- [Problem to solve]: Print all of the data exactly as written.

- [Given records]:
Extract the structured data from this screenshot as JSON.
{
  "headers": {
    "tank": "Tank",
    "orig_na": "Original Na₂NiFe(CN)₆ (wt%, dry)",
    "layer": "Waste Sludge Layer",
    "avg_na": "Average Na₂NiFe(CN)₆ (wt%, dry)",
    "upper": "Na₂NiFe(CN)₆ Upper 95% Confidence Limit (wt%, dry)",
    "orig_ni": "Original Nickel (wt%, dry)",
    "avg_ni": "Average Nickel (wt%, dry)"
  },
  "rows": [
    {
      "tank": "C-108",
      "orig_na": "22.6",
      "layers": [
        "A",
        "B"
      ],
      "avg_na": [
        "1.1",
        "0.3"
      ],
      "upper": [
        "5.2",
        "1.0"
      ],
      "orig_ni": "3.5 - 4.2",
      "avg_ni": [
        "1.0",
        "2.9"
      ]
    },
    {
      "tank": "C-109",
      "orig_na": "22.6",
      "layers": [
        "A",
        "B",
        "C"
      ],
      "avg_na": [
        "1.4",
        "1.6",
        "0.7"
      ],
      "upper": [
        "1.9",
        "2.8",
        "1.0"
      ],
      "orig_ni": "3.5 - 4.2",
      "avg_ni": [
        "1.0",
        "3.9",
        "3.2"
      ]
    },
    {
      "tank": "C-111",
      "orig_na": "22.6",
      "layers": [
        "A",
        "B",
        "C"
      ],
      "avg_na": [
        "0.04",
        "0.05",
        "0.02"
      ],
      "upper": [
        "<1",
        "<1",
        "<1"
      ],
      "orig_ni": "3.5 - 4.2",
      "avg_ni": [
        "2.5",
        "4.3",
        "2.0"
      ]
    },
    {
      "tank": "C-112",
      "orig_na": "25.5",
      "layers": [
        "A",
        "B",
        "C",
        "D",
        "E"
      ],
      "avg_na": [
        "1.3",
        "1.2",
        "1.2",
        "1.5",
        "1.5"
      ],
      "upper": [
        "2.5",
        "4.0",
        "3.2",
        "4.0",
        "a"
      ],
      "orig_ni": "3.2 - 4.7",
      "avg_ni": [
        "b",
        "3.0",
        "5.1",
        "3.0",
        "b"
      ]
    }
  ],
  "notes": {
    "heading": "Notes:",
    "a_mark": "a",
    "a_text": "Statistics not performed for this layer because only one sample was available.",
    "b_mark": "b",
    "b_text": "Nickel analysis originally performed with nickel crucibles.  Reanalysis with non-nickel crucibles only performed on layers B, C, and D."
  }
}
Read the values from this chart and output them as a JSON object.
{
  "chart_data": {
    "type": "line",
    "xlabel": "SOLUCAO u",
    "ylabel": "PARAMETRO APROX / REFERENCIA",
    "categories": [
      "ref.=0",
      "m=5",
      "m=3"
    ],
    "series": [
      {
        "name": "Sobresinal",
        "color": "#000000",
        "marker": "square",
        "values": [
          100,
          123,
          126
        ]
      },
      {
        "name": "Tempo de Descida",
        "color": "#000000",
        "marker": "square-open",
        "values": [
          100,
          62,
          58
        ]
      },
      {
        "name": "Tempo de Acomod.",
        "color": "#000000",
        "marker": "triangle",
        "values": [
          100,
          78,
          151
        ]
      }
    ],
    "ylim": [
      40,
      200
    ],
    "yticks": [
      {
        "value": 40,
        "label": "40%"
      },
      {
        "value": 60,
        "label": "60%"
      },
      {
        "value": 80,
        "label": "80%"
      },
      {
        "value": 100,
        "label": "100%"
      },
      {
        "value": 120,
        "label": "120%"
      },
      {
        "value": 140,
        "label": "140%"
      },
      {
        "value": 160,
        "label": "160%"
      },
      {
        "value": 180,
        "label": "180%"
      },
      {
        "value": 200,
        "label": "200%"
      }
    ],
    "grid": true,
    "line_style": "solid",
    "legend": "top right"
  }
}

- [Solution to this task]:
Extract the structured data from this screenshot as JSON.
{
  "headers": {
    "tank": "Tank",
    "orig_na": "Original Na₂NiFe(CN)₆ (wt%, dry)",
    "layer": "Waste Sludge Layer",
    "avg_na": "Average Na₂NiFe(CN)₆ (wt%, dry)",
    "upper": "Na₂NiFe(CN)₆ Upper 95% Confidence Limit (wt%, dry)",
    "orig_ni": "Original Nickel (wt%, dry)",
    "avg_ni": "Average Nickel (wt%, dry)"
  },
  "rows": [
    {
      "tank": "C-108",
      "orig_na": "22.6",
      "layers": [
        "A",
        "B"
      ],
      "avg_na": [
        "1.1",
        "0.3"
      ],
      "upper": [
        "5.2",
        "1.0"
      ],
      "orig_ni": "3.5 - 4.2",
      "avg_ni": [
        "1.0",
        "2.9"
      ]
    },
    {
      "tank": "C-109",
      "orig_na": "22.6",
      "layers": [
        "A",
        "B",
        "C"
      ],
      "avg_na": [
        "1.4",
        "1.6",
        "0.7"
      ],
      "upper": [
        "1.9",
        "2.8",
        "1.0"
      ],
      "orig_ni": "3.5 - 4.2",
      "avg_ni": [
        "1.0",
        "3.9",
        "3.2"
      ]
    },
    {
      "tank": "C-111",
      "orig_na": "22.6",
      "layers": [
        "A",
        "B",
        "C"
      ],
      "avg_na": [
        "0.04",
        "0.05",
        "0.02"
      ],
      "upper": [
        "<1",
        "<1",
        "<1"
      ],
      "orig_ni": "3.5 - 4.2",
      "avg_ni": [
        "2.5",
        "4.3",
        "2.0"
      ]
    },
    {
      "tank": "C-112",
      "orig_na": "25.5",
      "layers": [
        "A",
        "B",
        "C",
        "D",
        "E"
      ],
      "avg_na": [
        "1.3",
        "1.2",
        "1.2",
        "1.5",
        "1.5"
      ],
      "upper": [
        "2.5",
        "4.0",
        "3.2",
        "4.0",
        "a"
      ],
      "orig_ni": "3.2 - 4.7",
      "avg_ni": [
        "b",
        "3.0",
        "5.1",
        "3.0",
        "b"
      ]
    }
  ],
  "notes": {
    "heading": "Notes:",
    "a_mark": "a",
    "a_text": "Statistics not performed for this layer because only one sample was available.",
    "b_mark": "b",
    "b_text": "Nickel analysis originally performed with nickel crucibles.  Reanalysis with non-nickel crucibles only performed on layers B, C, and D."
  }
}
Read the values from this chart and output them as a JSON object.
{
  "chart_data": {
    "type": "line",
    "xlabel": "SOLUCAO u",
    "ylabel": "PARAMETRO APROX / REFERENCIA",
    "categories": [
      "ref.=0",
      "m=5",
      "m=3"
    ],
    "series": [
      {
        "name": "Sobresinal",
        "color": "#000000",
        "marker": "square",
        "values": [
          100,
          123,
          126
        ]
      },
      {
        "name": "Tempo de Descida",
        "color": "#000000",
        "marker": "square-open",
        "values": [
          100,
          62,
          58
        ]
      },
      {
        "name": "Tempo de Acomod.",
        "color": "#000000",
        "marker": "triangle",
        "values": [
          100,
          78,
          151
        ]
      }
    ],
    "ylim": [
      40,
      200
    ],
    "yticks": [
      {
        "value": 40,
        "label": "40%"
      },
      {
        "value": 60,
        "label": "60%"
      },
      {
        "value": 80,
        "label": "80%"
      },
      {
        "value": 100,
        "label": "100%"
      },
      {
        "value": 120,
        "label": "120%"
      },
      {
        "value": 140,
        "label": "140%"
      },
      {
        "value": 160,
        "label": "160%"
      },
      {
        "value": 180,
        "label": "180%"
      },
      {
        "value": 200,
        "label": "200%"
      }
    ],
    "grid": true,
    "line_style": "solid",
    "legend": "top right"
  }
}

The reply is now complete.